PROBLEM DETAILS:
Copy every line of the records below character for character, leaving nothing out and changing nothing.

☆ ☆ ☆ ☆ ☆

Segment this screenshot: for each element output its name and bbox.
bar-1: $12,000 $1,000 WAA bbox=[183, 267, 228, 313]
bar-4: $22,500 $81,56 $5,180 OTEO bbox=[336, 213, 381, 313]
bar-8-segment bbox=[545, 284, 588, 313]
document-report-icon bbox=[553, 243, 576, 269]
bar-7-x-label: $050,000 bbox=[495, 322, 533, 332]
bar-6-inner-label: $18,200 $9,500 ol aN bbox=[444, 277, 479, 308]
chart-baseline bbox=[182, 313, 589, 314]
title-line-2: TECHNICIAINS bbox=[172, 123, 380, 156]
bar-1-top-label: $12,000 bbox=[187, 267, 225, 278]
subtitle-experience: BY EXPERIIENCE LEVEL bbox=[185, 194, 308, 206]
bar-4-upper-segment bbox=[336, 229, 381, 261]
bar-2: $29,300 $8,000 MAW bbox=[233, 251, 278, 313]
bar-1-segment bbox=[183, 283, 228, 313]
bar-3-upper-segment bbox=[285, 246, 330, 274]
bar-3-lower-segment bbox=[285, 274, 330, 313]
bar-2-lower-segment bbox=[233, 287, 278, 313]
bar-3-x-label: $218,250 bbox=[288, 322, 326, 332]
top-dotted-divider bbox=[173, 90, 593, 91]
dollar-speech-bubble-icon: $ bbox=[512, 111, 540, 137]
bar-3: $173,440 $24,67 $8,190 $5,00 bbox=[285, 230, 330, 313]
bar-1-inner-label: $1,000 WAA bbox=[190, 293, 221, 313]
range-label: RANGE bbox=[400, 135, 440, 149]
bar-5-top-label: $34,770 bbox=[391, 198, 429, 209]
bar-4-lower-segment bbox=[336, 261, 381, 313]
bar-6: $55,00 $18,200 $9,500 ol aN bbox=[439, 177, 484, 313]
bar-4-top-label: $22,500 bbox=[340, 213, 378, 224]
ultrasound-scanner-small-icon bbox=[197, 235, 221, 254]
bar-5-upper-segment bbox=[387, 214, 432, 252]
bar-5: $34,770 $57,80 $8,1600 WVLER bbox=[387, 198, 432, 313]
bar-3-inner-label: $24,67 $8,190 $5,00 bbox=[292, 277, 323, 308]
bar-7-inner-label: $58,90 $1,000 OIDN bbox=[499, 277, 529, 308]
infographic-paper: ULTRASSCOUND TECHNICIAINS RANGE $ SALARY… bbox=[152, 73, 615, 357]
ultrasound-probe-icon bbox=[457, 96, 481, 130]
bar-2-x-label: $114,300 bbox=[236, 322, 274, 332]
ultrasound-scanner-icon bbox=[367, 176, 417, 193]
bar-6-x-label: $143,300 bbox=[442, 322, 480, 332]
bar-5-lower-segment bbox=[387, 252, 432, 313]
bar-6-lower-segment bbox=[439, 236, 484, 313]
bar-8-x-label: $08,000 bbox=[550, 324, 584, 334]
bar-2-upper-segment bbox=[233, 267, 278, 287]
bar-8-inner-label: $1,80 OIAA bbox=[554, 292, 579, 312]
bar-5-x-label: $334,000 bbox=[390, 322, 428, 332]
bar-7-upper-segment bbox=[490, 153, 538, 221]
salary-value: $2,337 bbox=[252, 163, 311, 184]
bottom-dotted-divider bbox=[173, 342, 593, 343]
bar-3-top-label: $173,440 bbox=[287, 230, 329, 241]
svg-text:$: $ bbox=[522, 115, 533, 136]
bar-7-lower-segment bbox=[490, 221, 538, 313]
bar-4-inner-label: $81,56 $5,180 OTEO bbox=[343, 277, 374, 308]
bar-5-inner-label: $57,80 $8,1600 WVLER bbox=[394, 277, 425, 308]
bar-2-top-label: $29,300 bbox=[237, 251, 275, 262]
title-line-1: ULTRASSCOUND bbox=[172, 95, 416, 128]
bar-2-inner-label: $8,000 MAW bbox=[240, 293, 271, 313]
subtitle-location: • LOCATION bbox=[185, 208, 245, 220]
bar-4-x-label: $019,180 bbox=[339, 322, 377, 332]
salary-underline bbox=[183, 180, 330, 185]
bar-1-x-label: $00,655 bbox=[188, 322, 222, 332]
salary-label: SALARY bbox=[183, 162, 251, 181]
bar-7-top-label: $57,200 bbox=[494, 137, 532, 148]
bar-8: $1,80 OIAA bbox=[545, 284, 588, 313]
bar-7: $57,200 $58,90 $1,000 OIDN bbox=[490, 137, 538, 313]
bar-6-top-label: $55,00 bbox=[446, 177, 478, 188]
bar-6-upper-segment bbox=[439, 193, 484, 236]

☆ ☆ ☆ ☆ ☆

FINAL ANSWER:
Segment this screenshot: for each element output its name and bbox.
bar-1: $12,000 $1,000 WAA bbox=[183, 267, 228, 313]
bar-4: $22,500 $81,56 $5,180 OTEO bbox=[336, 213, 381, 313]
bar-8-segment bbox=[545, 284, 588, 313]
document-report-icon bbox=[553, 243, 576, 269]
bar-7-x-label: $050,000 bbox=[495, 322, 533, 332]
bar-6-inner-label: $18,200 $9,500 ol aN bbox=[444, 277, 479, 308]
chart-baseline bbox=[182, 313, 589, 314]
title-line-2: TECHNICIAINS bbox=[172, 123, 380, 156]
bar-1-top-label: $12,000 bbox=[187, 267, 225, 278]
subtitle-experience: BY EXPERIIENCE LEVEL bbox=[185, 194, 308, 206]
bar-4-upper-segment bbox=[336, 229, 381, 261]
bar-2: $29,300 $8,000 MAW bbox=[233, 251, 278, 313]
bar-1-segment bbox=[183, 283, 228, 313]
bar-3-upper-segment bbox=[285, 246, 330, 274]
bar-3-lower-segment bbox=[285, 274, 330, 313]
bar-2-lower-segment bbox=[233, 287, 278, 313]
bar-3-x-label: $218,250 bbox=[288, 322, 326, 332]
top-dotted-divider bbox=[173, 90, 593, 91]
dollar-speech-bubble-icon: $ bbox=[512, 111, 540, 137]
bar-3: $173,440 $24,67 $8,190 $5,00 bbox=[285, 230, 330, 313]
bar-1-inner-label: $1,000 WAA bbox=[190, 293, 221, 313]
range-label: RANGE bbox=[400, 135, 440, 149]
bar-5-top-label: $34,770 bbox=[391, 198, 429, 209]
bar-4-lower-segment bbox=[336, 261, 381, 313]
bar-6: $55,00 $18,200 $9,500 ol aN bbox=[439, 177, 484, 313]
bar-4-top-label: $22,500 bbox=[340, 213, 378, 224]
ultrasound-scanner-small-icon bbox=[197, 235, 221, 254]
bar-5-upper-segment bbox=[387, 214, 432, 252]
bar-5: $34,770 $57,80 $8,1600 WVLER bbox=[387, 198, 432, 313]
bar-3-inner-label: $24,67 $8,190 $5,00 bbox=[292, 277, 323, 308]
bar-7-inner-label: $58,90 $1,000 OIDN bbox=[499, 277, 529, 308]
infographic-paper: ULTRASSCOUND TECHNICIAINS RANGE $ SALARY… bbox=[152, 73, 615, 357]
ultrasound-probe-icon bbox=[457, 96, 481, 130]
bar-2-x-label: $114,300 bbox=[236, 322, 274, 332]
ultrasound-scanner-icon bbox=[367, 176, 417, 193]
bar-6-x-label: $143,300 bbox=[442, 322, 480, 332]
bar-5-lower-segment bbox=[387, 252, 432, 313]
bar-6-lower-segment bbox=[439, 236, 484, 313]
bar-8-x-label: $08,000 bbox=[550, 324, 584, 334]
bar-2-upper-segment bbox=[233, 267, 278, 287]
bar-8-inner-label: $1,80 OIAA bbox=[554, 292, 579, 312]
bar-5-x-label: $334,000 bbox=[390, 322, 428, 332]
bar-7-upper-segment bbox=[490, 153, 538, 221]
salary-value: $2,337 bbox=[252, 163, 311, 184]
bottom-dotted-divider bbox=[173, 342, 593, 343]
bar-3-top-label: $173,440 bbox=[287, 230, 329, 241]
svg-text:$: $ bbox=[522, 115, 533, 136]
bar-7-lower-segment bbox=[490, 221, 538, 313]
bar-4-inner-label: $81,56 $5,180 OTEO bbox=[343, 277, 374, 308]
bar-5-inner-label: $57,80 $8,1600 WVLER bbox=[394, 277, 425, 308]
bar-2-top-label: $29,300 bbox=[237, 251, 275, 262]
title-line-1: ULTRASSCOUND bbox=[172, 95, 416, 128]
bar-2-inner-label: $8,000 MAW bbox=[240, 293, 271, 313]
subtitle-location: • LOCATION bbox=[185, 208, 245, 220]
bar-4-x-label: $019,180 bbox=[339, 322, 377, 332]
salary-underline bbox=[183, 180, 330, 185]
bar-1-x-label: $00,655 bbox=[188, 322, 222, 332]
salary-label: SALARY bbox=[183, 162, 251, 181]
bar-7-top-label: $57,200 bbox=[494, 137, 532, 148]
bar-8: $1,80 OIAA bbox=[545, 284, 588, 313]
bar-7: $57,200 $58,90 $1,000 OIDN bbox=[490, 137, 538, 313]
bar-6-top-label: $55,00 bbox=[446, 177, 478, 188]
bar-6-upper-segment bbox=[439, 193, 484, 236]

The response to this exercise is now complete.